Task prompt ::
Copy every entry word for word, but skip the pictures.

Data in this exercise ::
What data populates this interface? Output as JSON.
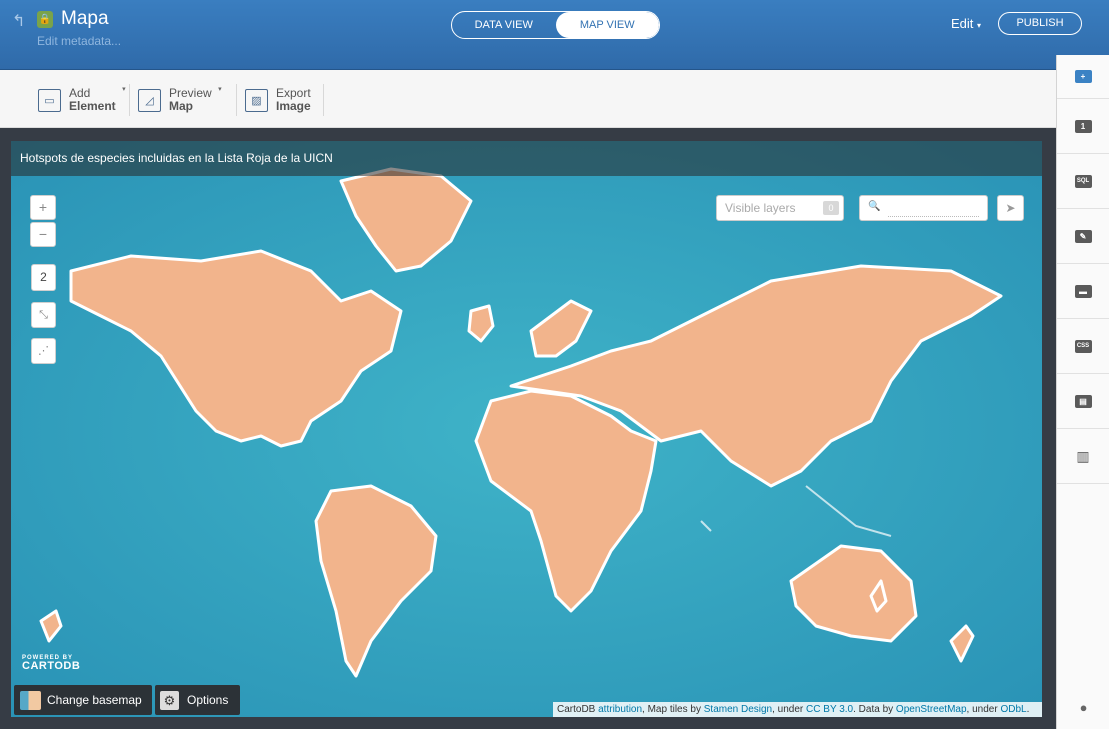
{
  "header": {
    "title": "Mapa",
    "edit_metadata": "Edit metadata...",
    "view_tabs": [
      "DATA VIEW",
      "MAP VIEW"
    ],
    "active_tab": "MAP VIEW",
    "edit_label": "Edit",
    "publish_label": "PUBLISH",
    "colors": {
      "header": "#3574b5"
    }
  },
  "toolbar": {
    "items": [
      {
        "line1": "Add",
        "line2": "Element",
        "icon": "add-element-icon"
      },
      {
        "line1": "Preview",
        "line2": "Map",
        "icon": "preview-map-icon"
      },
      {
        "line1": "Export",
        "line2": "Image",
        "icon": "export-image-icon"
      }
    ]
  },
  "map": {
    "title": "Hotspots de especies incluidas en la Lista Roja de la UICN",
    "zoom_in": "+",
    "zoom_out": "−",
    "layer_count": "2",
    "visible_layers_label": "Visible layers",
    "visible_layers_count": "0",
    "powered_small": "POWERED BY",
    "powered_big": "CARTODB",
    "change_basemap": "Change basemap",
    "options": "Options",
    "attribution": {
      "pre": "CartoDB ",
      "l1": "attribution",
      "mid1": ", Map tiles by ",
      "l2": "Stamen Design",
      "mid2": ", under ",
      "l3": "CC BY 3.0",
      "mid3": ". Data by ",
      "l4": "OpenStreetMap",
      "mid4": ", under ",
      "l5": "ODbL",
      "end": "."
    }
  },
  "sidebar": {
    "items": [
      {
        "label": "+",
        "icon": "add-layer-icon"
      },
      {
        "label": "1",
        "icon": "layer-1-icon"
      },
      {
        "label": "SQL",
        "icon": "sql-icon"
      },
      {
        "label": "",
        "icon": "wizard-icon"
      },
      {
        "label": "",
        "icon": "infowindow-icon"
      },
      {
        "label": "CSS",
        "icon": "css-icon"
      },
      {
        "label": "",
        "icon": "legend-icon"
      },
      {
        "label": "",
        "icon": "filters-icon"
      }
    ]
  }
}
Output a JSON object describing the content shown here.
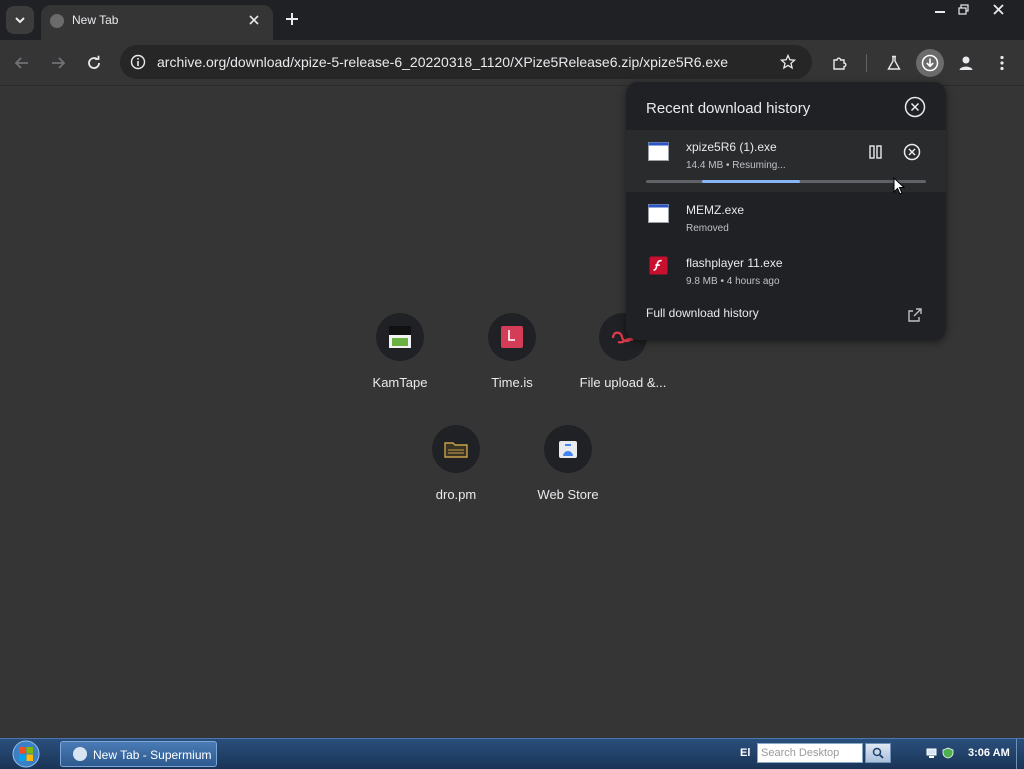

Exercise solution ::
What data populates this interface? Output as JSON.
{
  "header": {
    "title": "Mapa",
    "edit_metadata": "Edit metadata...",
    "view_tabs": [
      "DATA VIEW",
      "MAP VIEW"
    ],
    "active_tab": "MAP VIEW",
    "edit_label": "Edit",
    "publish_label": "PUBLISH",
    "colors": {
      "header": "#3574b5"
    }
  },
  "toolbar": {
    "items": [
      {
        "line1": "Add",
        "line2": "Element",
        "icon": "add-element-icon"
      },
      {
        "line1": "Preview",
        "line2": "Map",
        "icon": "preview-map-icon"
      },
      {
        "line1": "Export",
        "line2": "Image",
        "icon": "export-image-icon"
      }
    ]
  },
  "map": {
    "title": "Hotspots de especies incluidas en la Lista Roja de la UICN",
    "zoom_in": "+",
    "zoom_out": "−",
    "layer_count": "2",
    "visible_layers_label": "Visible layers",
    "visible_layers_count": "0",
    "powered_small": "POWERED BY",
    "powered_big": "CARTODB",
    "change_basemap": "Change basemap",
    "options": "Options",
    "attribution": {
      "pre": "CartoDB ",
      "l1": "attribution",
      "mid1": ", Map tiles by ",
      "l2": "Stamen Design",
      "mid2": ", under ",
      "l3": "CC BY 3.0",
      "mid3": ". Data by ",
      "l4": "OpenStreetMap",
      "mid4": ", under ",
      "l5": "ODbL",
      "end": "."
    }
  },
  "sidebar": {
    "items": [
      {
        "label": "+",
        "icon": "add-layer-icon"
      },
      {
        "label": "1",
        "icon": "layer-1-icon"
      },
      {
        "label": "SQL",
        "icon": "sql-icon"
      },
      {
        "label": "",
        "icon": "wizard-icon"
      },
      {
        "label": "",
        "icon": "infowindow-icon"
      },
      {
        "label": "CSS",
        "icon": "css-icon"
      },
      {
        "label": "",
        "icon": "legend-icon"
      },
      {
        "label": "",
        "icon": "filters-icon"
      }
    ]
  }
}
Output a JSON object describing the content shown here.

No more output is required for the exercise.